Data records:
####

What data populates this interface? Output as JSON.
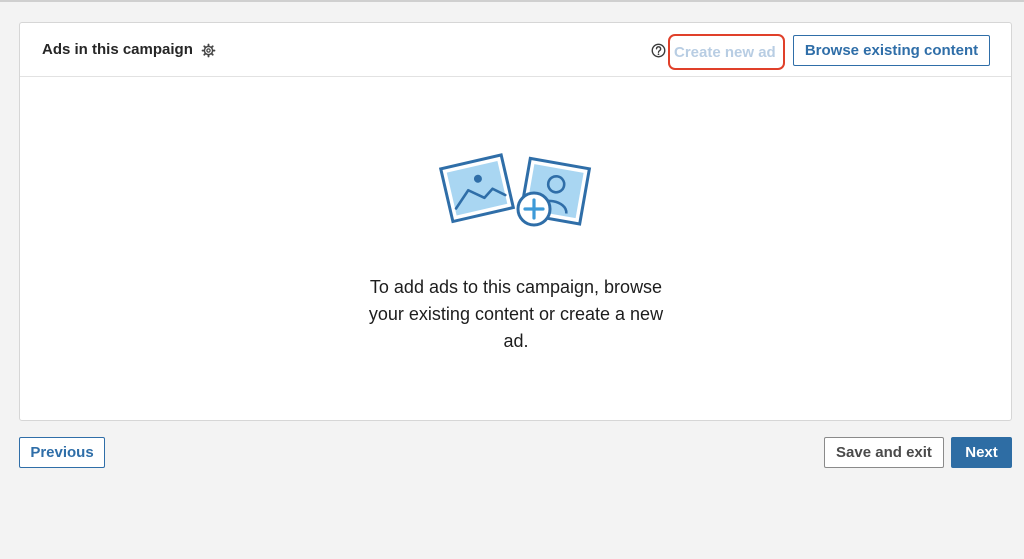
{
  "card": {
    "title": "Ads in this campaign",
    "create_label": "Create new ad",
    "browse_label": "Browse existing content",
    "empty_message": "To add ads to this campaign, browse your existing content or create a new ad."
  },
  "footer": {
    "previous_label": "Previous",
    "save_exit_label": "Save and exit",
    "next_label": "Next"
  },
  "icons": {
    "settings": "gear-icon",
    "help": "help-circle-icon",
    "illustration": "add-image-content-illustration"
  },
  "colors": {
    "accent": "#2f6ea8",
    "primary_button": "#2e6da4",
    "disabled_text": "#b8cde3",
    "highlight": "#e0402a",
    "illustration_fill": "#a9d6f2"
  }
}
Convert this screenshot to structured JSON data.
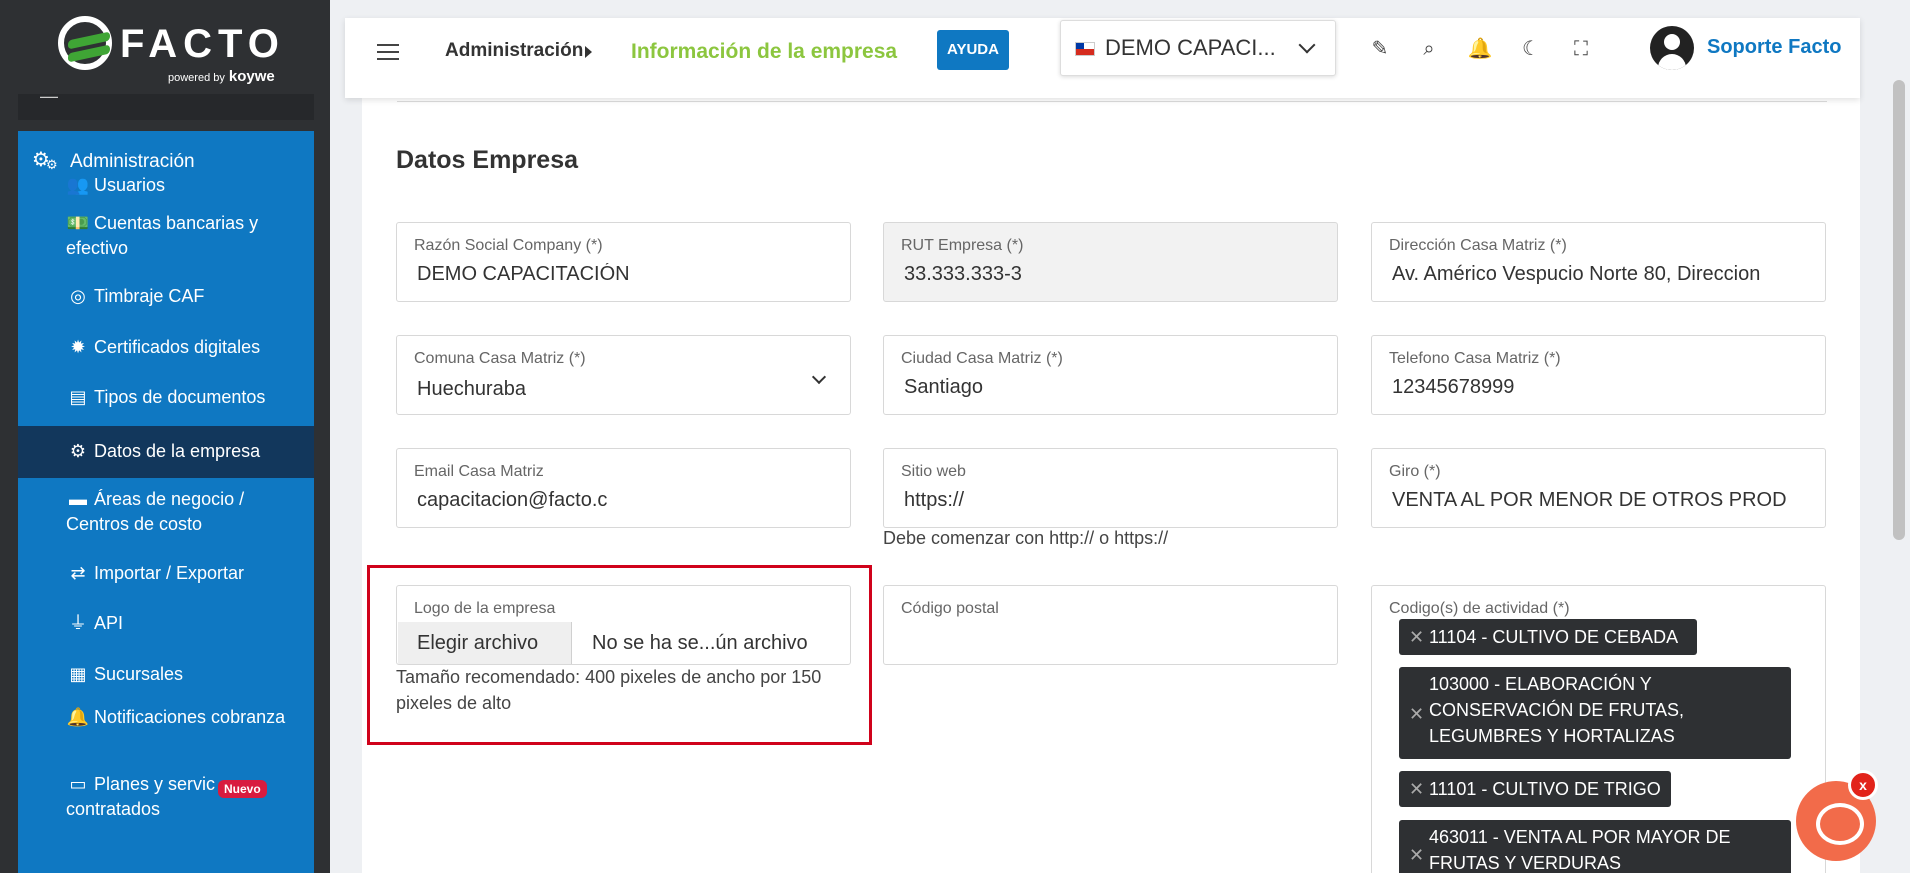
{
  "brand": {
    "name": "FACTO",
    "powered_by": "powered by",
    "partner": "koywe"
  },
  "sidebar": {
    "section_title": "Administración",
    "items": [
      {
        "label": "Usuarios",
        "icon": "users-icon"
      },
      {
        "label": "Cuentas bancarias y efectivo",
        "icon": "money-icon"
      },
      {
        "label": "Timbraje CAF",
        "icon": "stamp-icon"
      },
      {
        "label": "Certificados digitales",
        "icon": "certificate-icon"
      },
      {
        "label": "Tipos de documentos",
        "icon": "document-icon"
      },
      {
        "label": "Datos de la empresa",
        "icon": "gear-icon",
        "active": true
      },
      {
        "label": "Áreas de negocio / Centros de costo",
        "icon": "archive-icon"
      },
      {
        "label": "Importar / Exportar",
        "icon": "exchange-icon"
      },
      {
        "label": "API",
        "icon": "plug-icon"
      },
      {
        "label": "Sucursales",
        "icon": "building-icon"
      },
      {
        "label": "Notificaciones cobranza",
        "icon": "bell-icon"
      },
      {
        "label": "Planes y servic",
        "label2": "contratados",
        "icon": "plan-icon",
        "badge": "Nuevo"
      }
    ]
  },
  "header": {
    "breadcrumb_parent": "Administración",
    "breadcrumb_current": "Información de la empresa",
    "help_button": "AYUDA",
    "company": "DEMO CAPACI...",
    "user": "Soporte Facto"
  },
  "main": {
    "section_title": "Datos Empresa",
    "fields": {
      "razon_social": {
        "label": "Razón Social Company (*)",
        "value": "DEMO CAPACITACIÓN"
      },
      "rut": {
        "label": "RUT Empresa (*)",
        "value": "33.333.333-3"
      },
      "direccion": {
        "label": "Dirección Casa Matriz (*)",
        "value": "Av. Américo Vespucio Norte 80, Direccion"
      },
      "comuna": {
        "label": "Comuna Casa Matriz (*)",
        "value": "Huechuraba"
      },
      "ciudad": {
        "label": "Ciudad Casa Matriz (*)",
        "value": "Santiago"
      },
      "telefono": {
        "label": "Telefono Casa Matriz (*)",
        "value": "12345678999"
      },
      "email": {
        "label": "Email Casa Matriz",
        "value": "capacitacion@facto.c"
      },
      "sitio_web": {
        "label": "Sitio web",
        "value": "https://",
        "help": "Debe comenzar con http:// o https://"
      },
      "giro": {
        "label": "Giro (*)",
        "value": "VENTA AL POR MENOR DE OTROS PROD"
      },
      "logo": {
        "label": "Logo de la empresa",
        "button": "Elegir archivo",
        "file": "No se ha se...ún archivo",
        "help": "Tamaño recomendado: 400 pixeles de ancho por 150 pixeles de alto"
      },
      "codigo_postal": {
        "label": "Código postal",
        "value": ""
      },
      "actividad": {
        "label": "Codigo(s) de actividad (*)",
        "tags": [
          "11104 - CULTIVO DE CEBADA",
          "103000 - ELABORACIÓN Y CONSERVACIÓN DE FRUTAS, LEGUMBRES Y HORTALIZAS",
          "11101 - CULTIVO DE TRIGO",
          "463011 - VENTA AL POR MAYOR DE FRUTAS Y VERDURAS"
        ]
      }
    }
  },
  "chat": {
    "close_label": "x"
  }
}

####

▶ Work required: Locate all lines in the listing above with the word "this". Copy them.

▶ Correct response:
What data populates this interface? Output as JSON.
    "title": "Ads in this campaign",
    "empty_message": "To add ads to this campaign, browse your existing content or create a new ad."
Convert this screenshot to structured JSON data.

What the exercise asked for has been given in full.